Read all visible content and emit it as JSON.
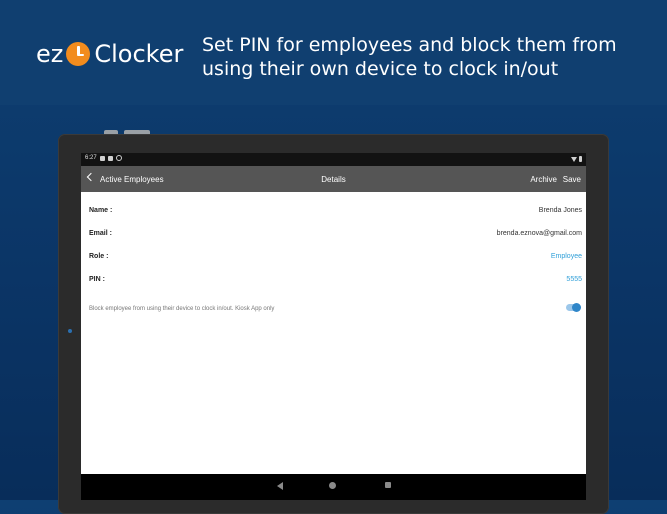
{
  "banner": {
    "logo_prefix": "ez",
    "logo_suffix": "Clocker",
    "headline_line1": "Set PIN for employees and block them from",
    "headline_line2": "using their own device to clock in/out"
  },
  "status_bar": {
    "time": "6:27"
  },
  "app_bar": {
    "back_label": "Active Employees",
    "title": "Details",
    "archive_label": "Archive",
    "save_label": "Save"
  },
  "details": {
    "name_label": "Name :",
    "name_value": "Brenda Jones",
    "email_label": "Email :",
    "email_value": "brenda.eznova@gmail.com",
    "role_label": "Role :",
    "role_value": "Employee",
    "pin_label": "PIN :",
    "pin_value": "5555",
    "kiosk_text": "Block employee from using their device to clock in/out. Kiosk App only",
    "kiosk_enabled": true
  },
  "colors": {
    "accent": "#2f9fd8",
    "logo_orange": "#f28c1e",
    "app_bar": "#555555"
  }
}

○ ○ ○

Problem to work on
Every record above should be transcribed exactly; the pictures stay out of the copy.

Result of this task
Read all visible content and emit it as JSON.
{
  "banner": {
    "logo_prefix": "ez",
    "logo_suffix": "Clocker",
    "headline_line1": "Set PIN for employees and block them from",
    "headline_line2": "using their own device to clock in/out"
  },
  "status_bar": {
    "time": "6:27"
  },
  "app_bar": {
    "back_label": "Active Employees",
    "title": "Details",
    "archive_label": "Archive",
    "save_label": "Save"
  },
  "details": {
    "name_label": "Name :",
    "name_value": "Brenda Jones",
    "email_label": "Email :",
    "email_value": "brenda.eznova@gmail.com",
    "role_label": "Role :",
    "role_value": "Employee",
    "pin_label": "PIN :",
    "pin_value": "5555",
    "kiosk_text": "Block employee from using their device to clock in/out. Kiosk App only",
    "kiosk_enabled": true
  },
  "colors": {
    "accent": "#2f9fd8",
    "logo_orange": "#f28c1e",
    "app_bar": "#555555"
  }
}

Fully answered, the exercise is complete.